--- START The data ---
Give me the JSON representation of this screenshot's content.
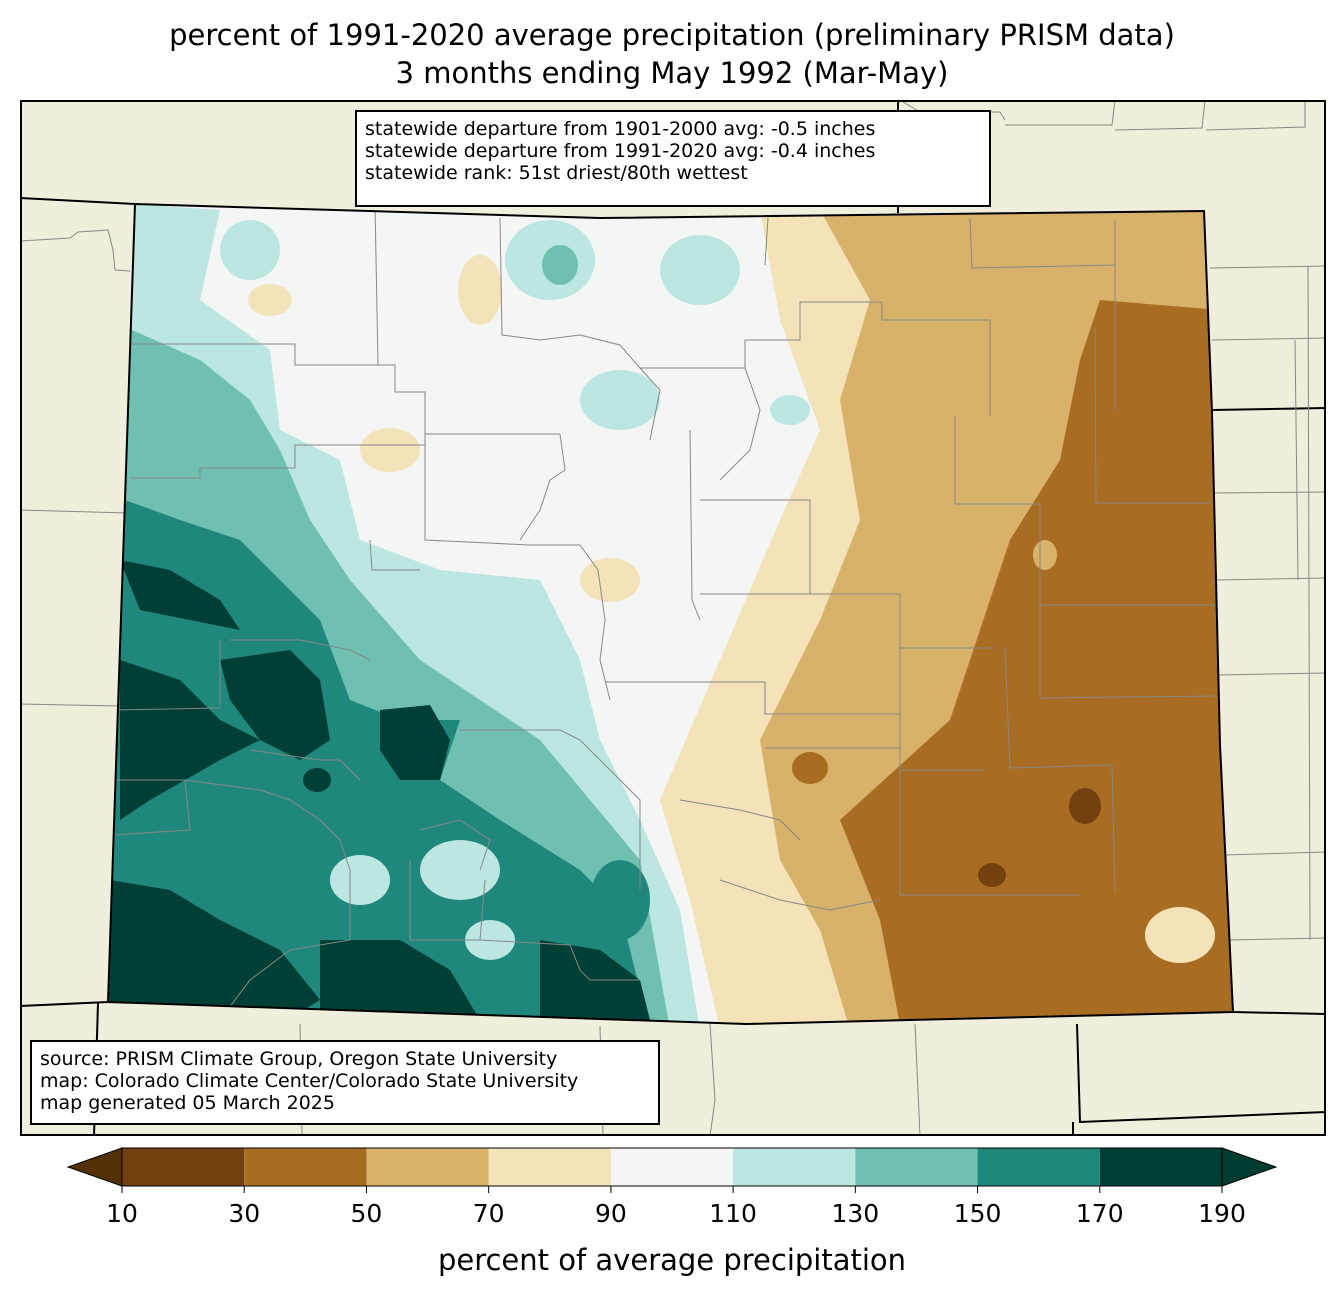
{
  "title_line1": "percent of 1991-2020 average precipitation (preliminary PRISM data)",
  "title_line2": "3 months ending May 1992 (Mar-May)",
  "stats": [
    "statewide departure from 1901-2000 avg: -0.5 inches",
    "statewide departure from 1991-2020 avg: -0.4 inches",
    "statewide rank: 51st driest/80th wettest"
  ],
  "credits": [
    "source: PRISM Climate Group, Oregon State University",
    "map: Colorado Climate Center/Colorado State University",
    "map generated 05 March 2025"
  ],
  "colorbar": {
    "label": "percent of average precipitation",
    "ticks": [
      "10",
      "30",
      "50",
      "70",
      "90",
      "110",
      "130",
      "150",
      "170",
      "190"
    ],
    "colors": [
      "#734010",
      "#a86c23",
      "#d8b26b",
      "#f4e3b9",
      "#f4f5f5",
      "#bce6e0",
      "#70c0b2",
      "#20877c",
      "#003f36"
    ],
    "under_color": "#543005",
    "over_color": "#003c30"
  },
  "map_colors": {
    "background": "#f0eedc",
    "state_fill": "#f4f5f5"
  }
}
--- END The data ---
--- START The data ---
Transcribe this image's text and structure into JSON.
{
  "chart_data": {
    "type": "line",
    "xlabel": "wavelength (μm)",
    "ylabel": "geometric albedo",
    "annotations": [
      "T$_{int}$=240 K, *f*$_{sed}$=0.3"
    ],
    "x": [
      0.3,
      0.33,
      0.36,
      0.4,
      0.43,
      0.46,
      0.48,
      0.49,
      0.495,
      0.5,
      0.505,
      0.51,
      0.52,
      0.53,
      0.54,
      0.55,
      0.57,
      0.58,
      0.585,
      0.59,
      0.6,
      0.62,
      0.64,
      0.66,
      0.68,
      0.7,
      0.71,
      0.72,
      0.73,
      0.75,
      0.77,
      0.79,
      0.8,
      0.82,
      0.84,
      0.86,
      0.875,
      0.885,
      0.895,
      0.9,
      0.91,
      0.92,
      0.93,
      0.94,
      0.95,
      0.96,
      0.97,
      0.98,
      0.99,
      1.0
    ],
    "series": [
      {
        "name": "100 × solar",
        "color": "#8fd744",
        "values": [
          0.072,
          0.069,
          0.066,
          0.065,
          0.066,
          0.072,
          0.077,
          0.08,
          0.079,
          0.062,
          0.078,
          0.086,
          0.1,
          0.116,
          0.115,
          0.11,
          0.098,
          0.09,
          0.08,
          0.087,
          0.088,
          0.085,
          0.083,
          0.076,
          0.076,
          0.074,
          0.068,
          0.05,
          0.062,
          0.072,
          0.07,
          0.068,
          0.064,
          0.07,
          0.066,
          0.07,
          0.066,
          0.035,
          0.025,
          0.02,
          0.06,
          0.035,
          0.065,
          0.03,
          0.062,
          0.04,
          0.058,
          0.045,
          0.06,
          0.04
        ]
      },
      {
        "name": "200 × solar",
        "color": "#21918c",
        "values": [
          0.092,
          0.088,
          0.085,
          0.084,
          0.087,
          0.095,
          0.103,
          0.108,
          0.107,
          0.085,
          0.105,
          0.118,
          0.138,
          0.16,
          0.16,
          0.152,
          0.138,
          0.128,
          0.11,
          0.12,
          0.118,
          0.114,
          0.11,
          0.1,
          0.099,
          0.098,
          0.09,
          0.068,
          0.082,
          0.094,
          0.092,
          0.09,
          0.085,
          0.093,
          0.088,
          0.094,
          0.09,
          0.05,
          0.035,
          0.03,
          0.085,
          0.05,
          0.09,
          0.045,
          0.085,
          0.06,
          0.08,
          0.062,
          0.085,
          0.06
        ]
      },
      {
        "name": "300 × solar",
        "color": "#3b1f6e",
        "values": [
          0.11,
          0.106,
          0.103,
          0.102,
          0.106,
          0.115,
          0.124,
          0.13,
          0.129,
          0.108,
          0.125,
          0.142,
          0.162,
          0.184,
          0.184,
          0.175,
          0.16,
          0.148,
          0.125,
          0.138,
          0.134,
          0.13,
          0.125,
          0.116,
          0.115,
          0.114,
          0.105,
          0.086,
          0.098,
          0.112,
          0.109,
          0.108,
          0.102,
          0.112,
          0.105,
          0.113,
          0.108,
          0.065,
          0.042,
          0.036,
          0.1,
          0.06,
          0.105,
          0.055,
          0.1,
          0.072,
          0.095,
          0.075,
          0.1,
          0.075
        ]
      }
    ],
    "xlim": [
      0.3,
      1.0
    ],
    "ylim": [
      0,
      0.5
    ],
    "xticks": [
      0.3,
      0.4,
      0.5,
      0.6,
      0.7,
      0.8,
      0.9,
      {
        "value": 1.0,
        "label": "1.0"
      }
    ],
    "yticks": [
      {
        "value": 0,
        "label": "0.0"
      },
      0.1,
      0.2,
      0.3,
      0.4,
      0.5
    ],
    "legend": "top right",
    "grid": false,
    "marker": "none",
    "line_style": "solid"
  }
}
--- END The data ---
--- START The data ---
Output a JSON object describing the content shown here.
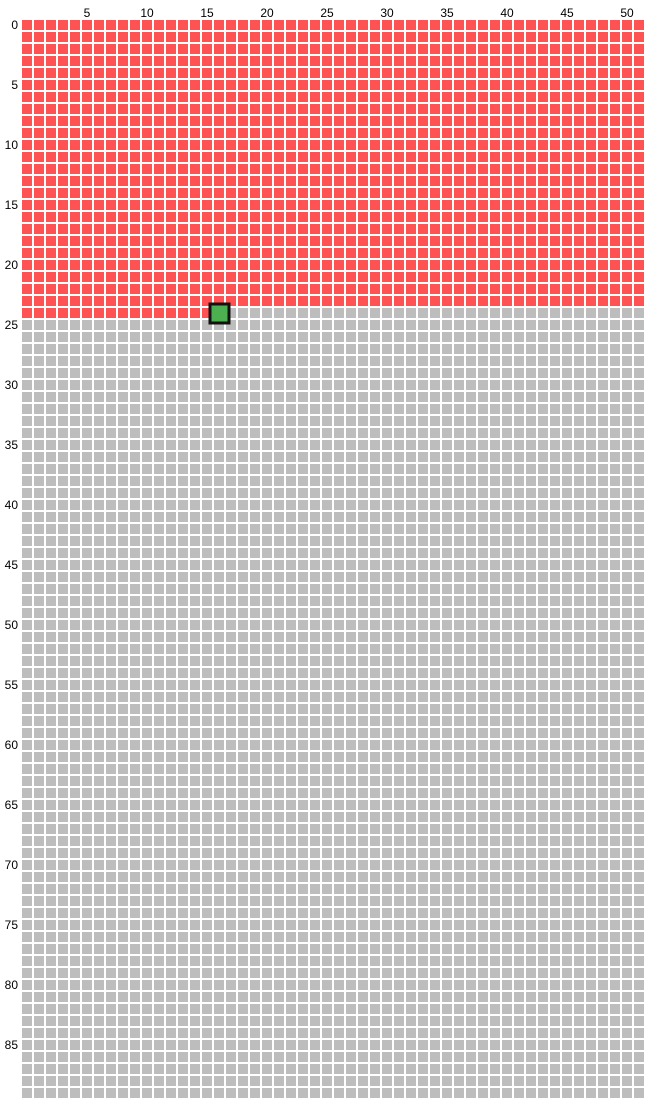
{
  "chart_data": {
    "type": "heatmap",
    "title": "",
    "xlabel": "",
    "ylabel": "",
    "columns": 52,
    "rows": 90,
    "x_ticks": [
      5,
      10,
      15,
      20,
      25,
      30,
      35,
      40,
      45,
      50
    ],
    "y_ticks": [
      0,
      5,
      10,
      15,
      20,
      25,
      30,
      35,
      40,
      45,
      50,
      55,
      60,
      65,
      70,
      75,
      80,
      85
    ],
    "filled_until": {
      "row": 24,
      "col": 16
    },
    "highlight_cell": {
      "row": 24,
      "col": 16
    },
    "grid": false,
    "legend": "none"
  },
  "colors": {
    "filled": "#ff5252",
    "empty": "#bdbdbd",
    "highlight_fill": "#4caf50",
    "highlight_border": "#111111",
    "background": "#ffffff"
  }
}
--- END The data ---
__Written exercise__
Select and copy every line of the material that holds the string "University".

__The reply__
    "source: PRISM Climate Group, Oregon State University",
    "map: Colorado Climate Center/Colorado State University",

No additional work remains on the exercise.